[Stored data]
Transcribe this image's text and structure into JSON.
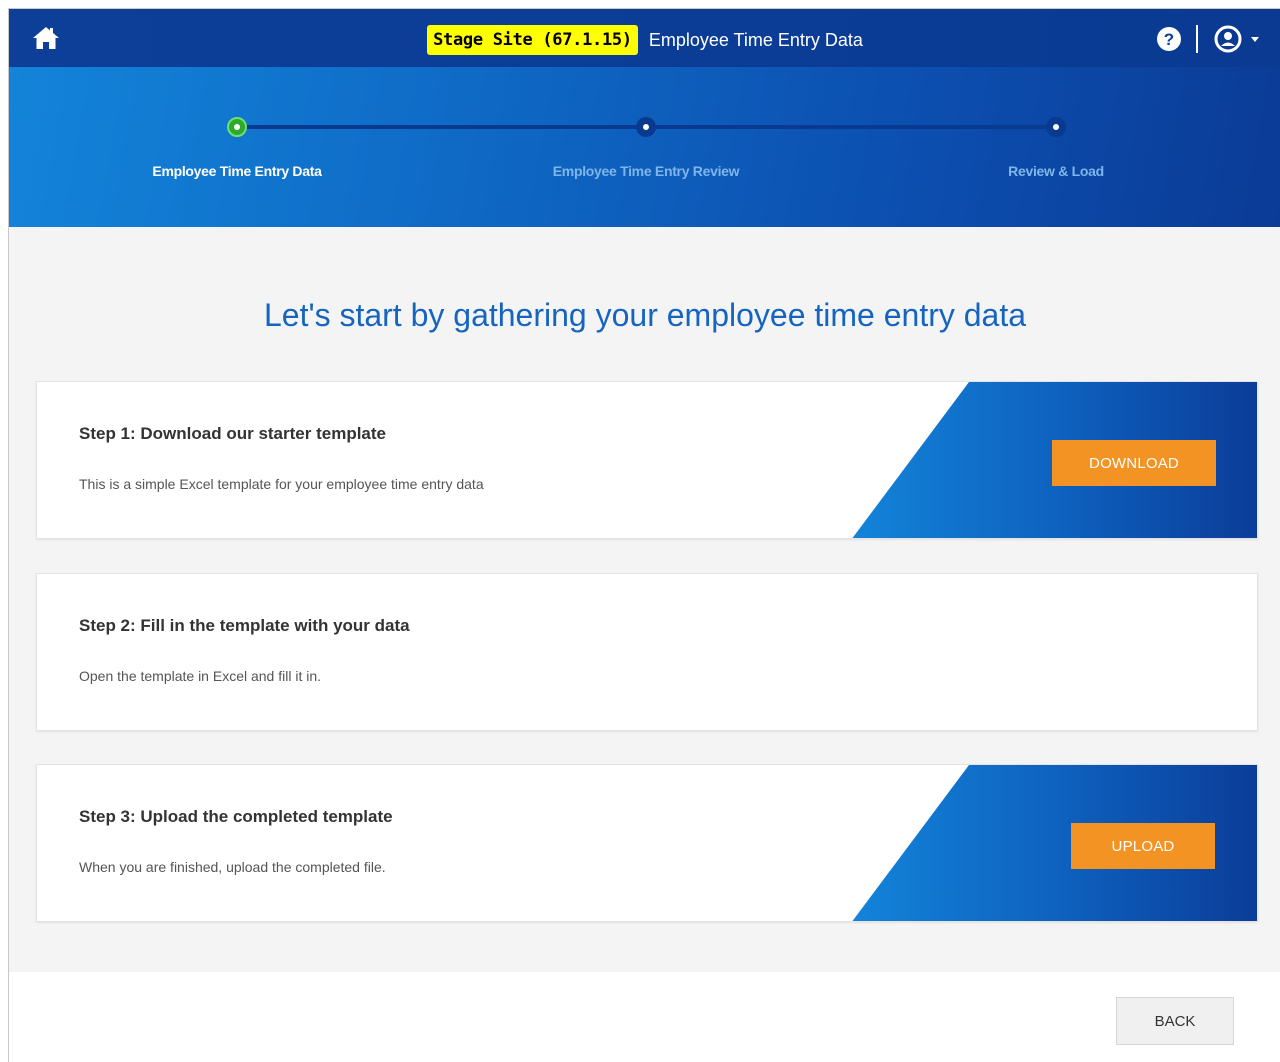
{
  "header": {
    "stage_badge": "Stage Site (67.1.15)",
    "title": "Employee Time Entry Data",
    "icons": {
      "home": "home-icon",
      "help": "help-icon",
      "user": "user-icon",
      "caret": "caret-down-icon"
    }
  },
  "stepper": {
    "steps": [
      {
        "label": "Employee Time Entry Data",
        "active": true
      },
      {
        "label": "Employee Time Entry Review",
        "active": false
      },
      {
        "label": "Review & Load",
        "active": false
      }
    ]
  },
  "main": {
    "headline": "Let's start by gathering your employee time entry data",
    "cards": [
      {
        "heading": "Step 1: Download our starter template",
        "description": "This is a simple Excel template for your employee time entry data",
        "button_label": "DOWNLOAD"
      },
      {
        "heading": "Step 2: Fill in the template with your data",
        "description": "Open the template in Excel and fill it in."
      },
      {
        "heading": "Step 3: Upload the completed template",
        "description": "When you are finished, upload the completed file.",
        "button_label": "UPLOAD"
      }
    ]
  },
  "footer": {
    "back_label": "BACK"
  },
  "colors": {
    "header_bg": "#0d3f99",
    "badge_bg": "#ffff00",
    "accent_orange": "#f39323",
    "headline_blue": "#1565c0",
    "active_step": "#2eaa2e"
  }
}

* What you have to do
Repeat the records in full, exactly as they appear, without the pictures.

* Exercise output
Transcribe this image's text and structure into JSON.
{
  "header": {
    "stage_badge": "Stage Site (67.1.15)",
    "title": "Employee Time Entry Data",
    "icons": {
      "home": "home-icon",
      "help": "help-icon",
      "user": "user-icon",
      "caret": "caret-down-icon"
    }
  },
  "stepper": {
    "steps": [
      {
        "label": "Employee Time Entry Data",
        "active": true
      },
      {
        "label": "Employee Time Entry Review",
        "active": false
      },
      {
        "label": "Review & Load",
        "active": false
      }
    ]
  },
  "main": {
    "headline": "Let's start by gathering your employee time entry data",
    "cards": [
      {
        "heading": "Step 1: Download our starter template",
        "description": "This is a simple Excel template for your employee time entry data",
        "button_label": "DOWNLOAD"
      },
      {
        "heading": "Step 2: Fill in the template with your data",
        "description": "Open the template in Excel and fill it in."
      },
      {
        "heading": "Step 3: Upload the completed template",
        "description": "When you are finished, upload the completed file.",
        "button_label": "UPLOAD"
      }
    ]
  },
  "footer": {
    "back_label": "BACK"
  },
  "colors": {
    "header_bg": "#0d3f99",
    "badge_bg": "#ffff00",
    "accent_orange": "#f39323",
    "headline_blue": "#1565c0",
    "active_step": "#2eaa2e"
  }
}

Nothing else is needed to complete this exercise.